## START DATA FOR THE TASK

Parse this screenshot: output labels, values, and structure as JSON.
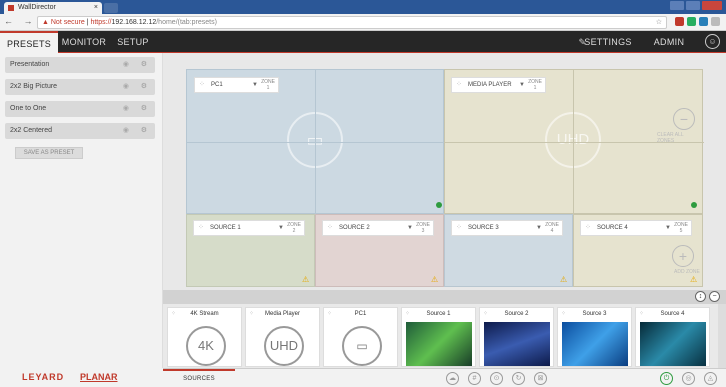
{
  "browser": {
    "tab_title": "WallDirector",
    "tab_close": "×",
    "nav_glyphs": "← → C",
    "warning": "▲ Not secure",
    "url_scheme": "https://",
    "url_host": "192.168.12.12",
    "url_path": "/home/(tab:presets)",
    "star": "☆"
  },
  "appbar": {
    "tabs": [
      "PRESETS",
      "MONITOR",
      "SETUP"
    ],
    "settings": "SETTINGS",
    "admin": "ADMIN"
  },
  "presets": [
    "Presentation",
    "2x2 Big Picture",
    "One to One",
    "2x2 Centered"
  ],
  "save_preset": "SAVE AS PRESET",
  "logo": {
    "leyard": "LEYARD",
    "planar": "PLANAR"
  },
  "zones": [
    {
      "name": "PC1",
      "zone": "ZONE",
      "num": "1"
    },
    {
      "name": "MEDIA PLAYER",
      "zone": "ZONE",
      "num": "1"
    },
    {
      "name": "SOURCE 1",
      "zone": "ZONE",
      "num": "2"
    },
    {
      "name": "SOURCE 2",
      "zone": "ZONE",
      "num": "3"
    },
    {
      "name": "SOURCE 3",
      "zone": "ZONE",
      "num": "4"
    },
    {
      "name": "SOURCE 4",
      "zone": "ZONE",
      "num": "5"
    }
  ],
  "center_labels": {
    "uhd": "UHD"
  },
  "side_labels": {
    "clear": "CLEAR ALL ZONES",
    "add": "ADD ZONE"
  },
  "sources": [
    {
      "name": "4K Stream",
      "icon": "4K"
    },
    {
      "name": "Media Player",
      "icon": "UHD"
    },
    {
      "name": "PC1",
      "icon": "PC"
    },
    {
      "name": "Source 1",
      "color": "#2a7d4f"
    },
    {
      "name": "Source 2",
      "color": "#1a2d6b"
    },
    {
      "name": "Source 3",
      "color": "#1c6fbf"
    },
    {
      "name": "Source 4",
      "color": "#0d3b4d"
    }
  ],
  "bottom": {
    "sources_tab": "SOURCES"
  },
  "colors": {
    "accent": "#c0392b",
    "green": "#2e9b3f"
  }
}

## END DATA FOR THE TASK

TASK DESCRIPTION –
Omitting all images, print the listing exactly.

ANSWER BELOW –
Parse this screenshot: output labels, values, and structure as JSON.
{
  "browser": {
    "tab_title": "WallDirector",
    "tab_close": "×",
    "nav_glyphs": "← → C",
    "warning": "▲ Not secure",
    "url_scheme": "https://",
    "url_host": "192.168.12.12",
    "url_path": "/home/(tab:presets)",
    "star": "☆"
  },
  "appbar": {
    "tabs": [
      "PRESETS",
      "MONITOR",
      "SETUP"
    ],
    "settings": "SETTINGS",
    "admin": "ADMIN"
  },
  "presets": [
    "Presentation",
    "2x2 Big Picture",
    "One to One",
    "2x2 Centered"
  ],
  "save_preset": "SAVE AS PRESET",
  "logo": {
    "leyard": "LEYARD",
    "planar": "PLANAR"
  },
  "zones": [
    {
      "name": "PC1",
      "zone": "ZONE",
      "num": "1"
    },
    {
      "name": "MEDIA PLAYER",
      "zone": "ZONE",
      "num": "1"
    },
    {
      "name": "SOURCE 1",
      "zone": "ZONE",
      "num": "2"
    },
    {
      "name": "SOURCE 2",
      "zone": "ZONE",
      "num": "3"
    },
    {
      "name": "SOURCE 3",
      "zone": "ZONE",
      "num": "4"
    },
    {
      "name": "SOURCE 4",
      "zone": "ZONE",
      "num": "5"
    }
  ],
  "center_labels": {
    "uhd": "UHD"
  },
  "side_labels": {
    "clear": "CLEAR ALL ZONES",
    "add": "ADD ZONE"
  },
  "sources": [
    {
      "name": "4K Stream",
      "icon": "4K"
    },
    {
      "name": "Media Player",
      "icon": "UHD"
    },
    {
      "name": "PC1",
      "icon": "PC"
    },
    {
      "name": "Source 1",
      "color": "#2a7d4f"
    },
    {
      "name": "Source 2",
      "color": "#1a2d6b"
    },
    {
      "name": "Source 3",
      "color": "#1c6fbf"
    },
    {
      "name": "Source 4",
      "color": "#0d3b4d"
    }
  ],
  "bottom": {
    "sources_tab": "SOURCES"
  },
  "colors": {
    "accent": "#c0392b",
    "green": "#2e9b3f"
  }
}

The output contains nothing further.